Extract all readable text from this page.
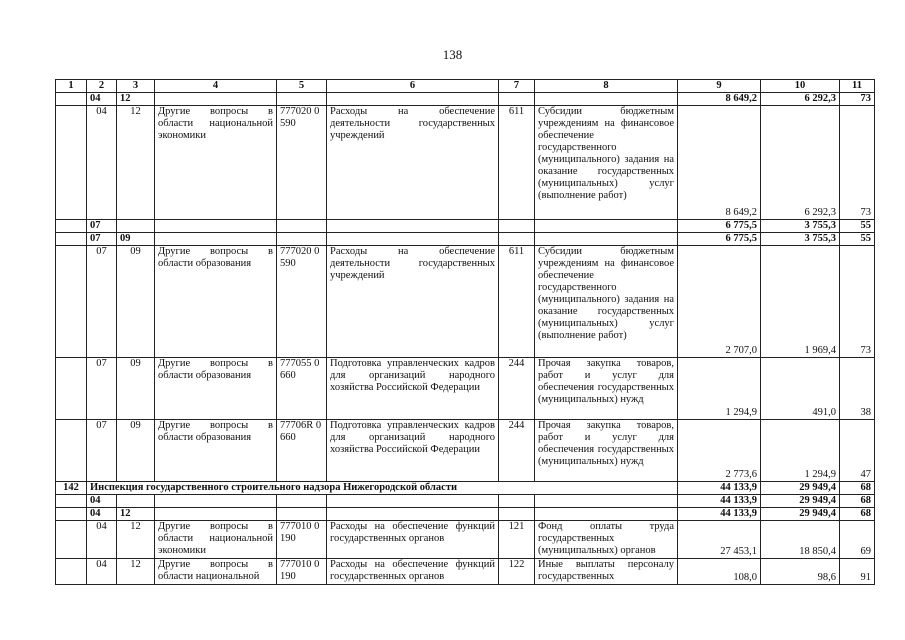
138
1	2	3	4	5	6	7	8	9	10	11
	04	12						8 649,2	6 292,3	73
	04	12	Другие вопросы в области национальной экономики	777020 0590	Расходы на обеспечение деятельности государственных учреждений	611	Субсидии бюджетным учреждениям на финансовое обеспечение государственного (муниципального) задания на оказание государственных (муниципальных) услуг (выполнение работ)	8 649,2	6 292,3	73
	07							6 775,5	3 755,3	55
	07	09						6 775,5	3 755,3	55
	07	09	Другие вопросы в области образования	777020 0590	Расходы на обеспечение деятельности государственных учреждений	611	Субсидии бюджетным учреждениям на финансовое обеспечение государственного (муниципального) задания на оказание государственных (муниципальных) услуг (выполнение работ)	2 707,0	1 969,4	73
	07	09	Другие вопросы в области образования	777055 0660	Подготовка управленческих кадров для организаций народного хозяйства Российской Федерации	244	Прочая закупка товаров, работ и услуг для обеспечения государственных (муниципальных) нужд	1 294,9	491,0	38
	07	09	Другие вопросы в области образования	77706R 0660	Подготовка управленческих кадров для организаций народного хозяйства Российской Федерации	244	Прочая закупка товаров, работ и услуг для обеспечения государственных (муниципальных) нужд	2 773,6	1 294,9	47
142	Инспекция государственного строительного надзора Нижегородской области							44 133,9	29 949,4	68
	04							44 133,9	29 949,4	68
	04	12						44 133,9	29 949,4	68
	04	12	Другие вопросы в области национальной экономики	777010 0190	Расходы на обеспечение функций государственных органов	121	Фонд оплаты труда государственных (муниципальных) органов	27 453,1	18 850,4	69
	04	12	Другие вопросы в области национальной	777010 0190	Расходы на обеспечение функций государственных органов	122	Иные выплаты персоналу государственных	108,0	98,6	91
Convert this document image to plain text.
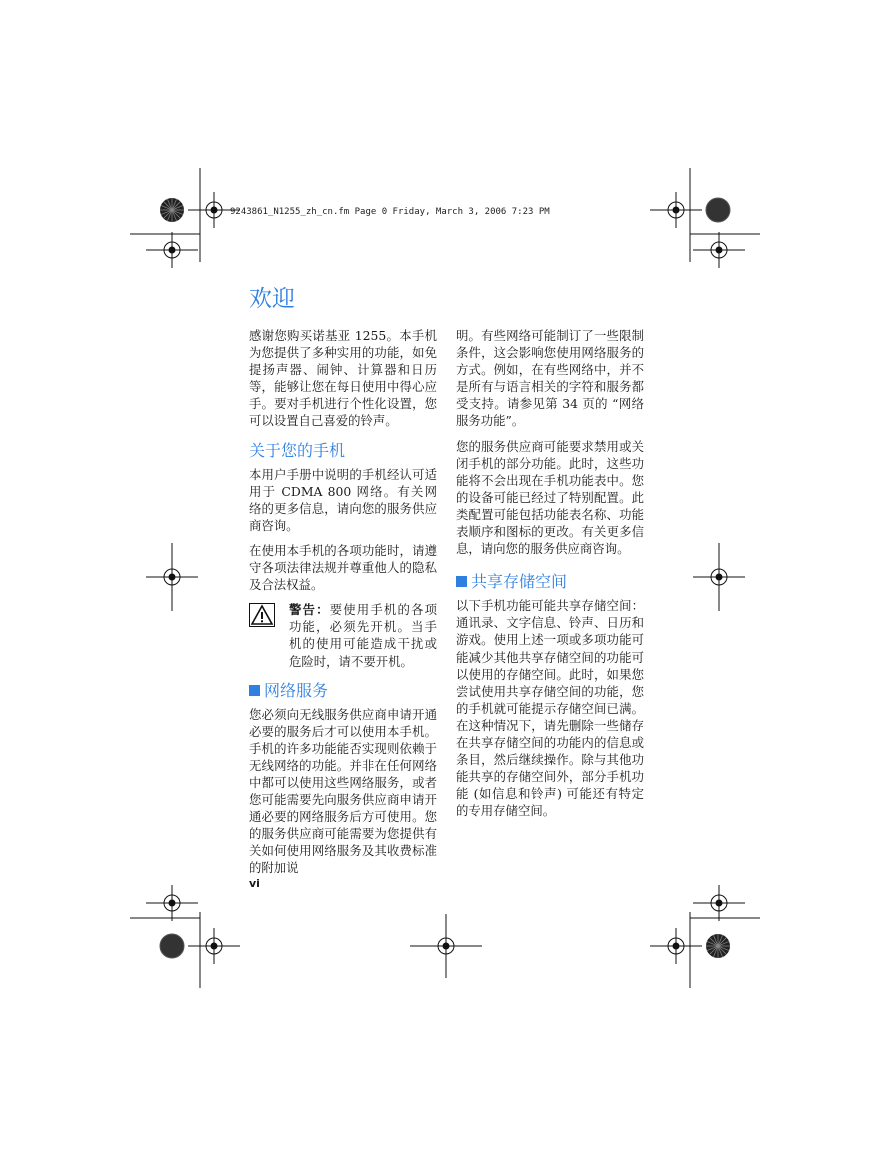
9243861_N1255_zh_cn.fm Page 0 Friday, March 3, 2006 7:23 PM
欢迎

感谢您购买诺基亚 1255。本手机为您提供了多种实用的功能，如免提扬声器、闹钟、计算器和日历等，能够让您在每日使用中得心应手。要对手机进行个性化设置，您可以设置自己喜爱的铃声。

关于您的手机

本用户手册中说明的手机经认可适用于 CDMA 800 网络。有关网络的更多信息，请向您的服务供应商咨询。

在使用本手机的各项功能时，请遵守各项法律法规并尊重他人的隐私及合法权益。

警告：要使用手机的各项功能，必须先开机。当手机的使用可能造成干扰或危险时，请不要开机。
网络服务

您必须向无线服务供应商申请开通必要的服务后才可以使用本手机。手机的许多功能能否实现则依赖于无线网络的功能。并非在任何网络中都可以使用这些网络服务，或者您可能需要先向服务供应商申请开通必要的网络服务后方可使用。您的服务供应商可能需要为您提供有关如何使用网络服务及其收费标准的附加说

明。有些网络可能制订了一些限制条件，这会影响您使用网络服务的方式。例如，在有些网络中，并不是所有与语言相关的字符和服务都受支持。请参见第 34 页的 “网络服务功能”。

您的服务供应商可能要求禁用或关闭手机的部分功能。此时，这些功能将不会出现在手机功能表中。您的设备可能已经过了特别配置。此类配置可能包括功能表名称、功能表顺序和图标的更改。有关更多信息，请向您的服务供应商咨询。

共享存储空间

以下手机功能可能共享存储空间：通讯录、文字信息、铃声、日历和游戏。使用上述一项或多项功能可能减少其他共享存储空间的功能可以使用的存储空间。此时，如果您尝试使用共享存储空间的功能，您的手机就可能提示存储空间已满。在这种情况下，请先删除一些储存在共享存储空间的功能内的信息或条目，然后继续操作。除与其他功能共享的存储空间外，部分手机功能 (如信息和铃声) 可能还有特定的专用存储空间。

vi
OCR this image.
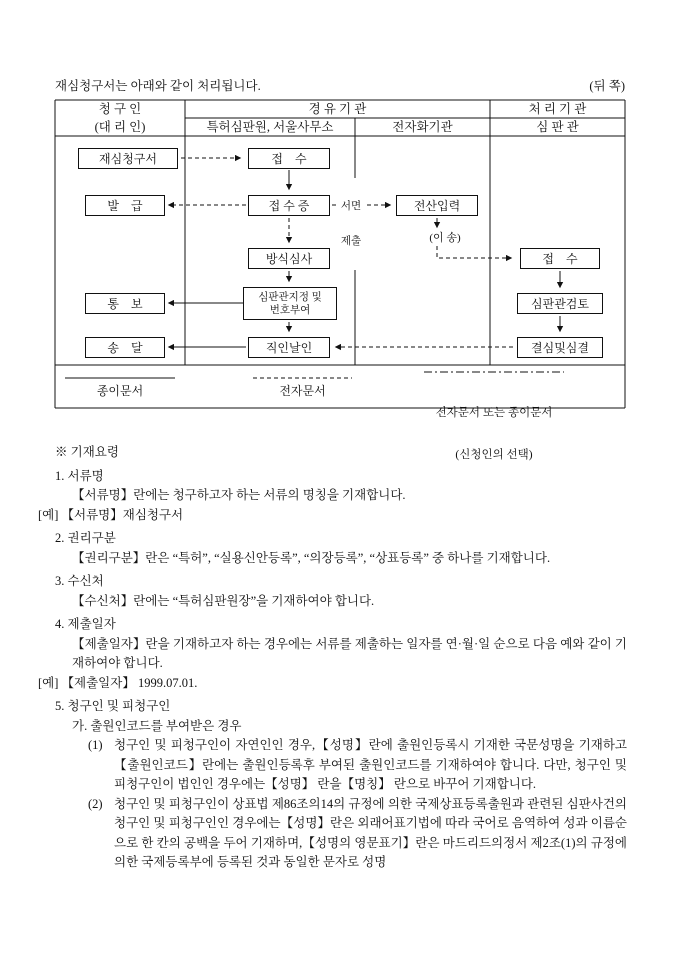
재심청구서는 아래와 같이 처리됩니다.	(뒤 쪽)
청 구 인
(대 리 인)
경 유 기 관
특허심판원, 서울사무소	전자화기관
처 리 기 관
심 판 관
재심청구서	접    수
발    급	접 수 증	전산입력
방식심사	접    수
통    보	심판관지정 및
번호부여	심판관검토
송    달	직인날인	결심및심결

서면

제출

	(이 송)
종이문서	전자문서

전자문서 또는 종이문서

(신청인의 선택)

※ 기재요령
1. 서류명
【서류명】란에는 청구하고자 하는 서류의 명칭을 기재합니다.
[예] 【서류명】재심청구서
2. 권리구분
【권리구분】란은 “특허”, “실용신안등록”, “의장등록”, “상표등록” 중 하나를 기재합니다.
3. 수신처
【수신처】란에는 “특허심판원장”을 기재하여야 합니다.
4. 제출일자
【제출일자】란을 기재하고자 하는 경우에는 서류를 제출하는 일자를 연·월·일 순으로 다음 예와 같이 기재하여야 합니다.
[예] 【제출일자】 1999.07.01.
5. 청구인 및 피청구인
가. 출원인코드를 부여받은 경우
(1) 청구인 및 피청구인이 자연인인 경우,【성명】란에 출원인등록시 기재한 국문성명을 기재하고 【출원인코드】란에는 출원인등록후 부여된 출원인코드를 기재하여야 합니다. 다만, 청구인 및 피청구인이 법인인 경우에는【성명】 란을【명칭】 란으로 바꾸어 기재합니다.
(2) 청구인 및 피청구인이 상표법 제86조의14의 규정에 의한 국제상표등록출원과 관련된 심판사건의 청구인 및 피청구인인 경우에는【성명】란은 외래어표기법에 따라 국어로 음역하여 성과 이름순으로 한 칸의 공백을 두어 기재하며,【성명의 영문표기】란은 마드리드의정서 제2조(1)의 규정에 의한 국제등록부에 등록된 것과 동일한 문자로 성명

**WHAT YOU WILL DO**
Every line containing the string "выполнение" must be listed.

**FINAL RESULT**
	04	12	Другие вопросы в области национальной экономики	777020 0590	Расходы на обеспечение деятельности государственных учреждений	611	Субсидии бюджетным учреждениям на финансовое обеспечение государственного (муниципального) задания на оказание государственных (муниципальных) услуг (выполнение работ)	8 649,2	6 292,3	73
	07	09	Другие вопросы в области образования	777020 0590	Расходы на обеспечение деятельности государственных учреждений	611	Субсидии бюджетным учреждениям на финансовое обеспечение государственного (муниципального) задания на оказание государственных (муниципальных) услуг (выполнение работ)	2 707,0	1 969,4	73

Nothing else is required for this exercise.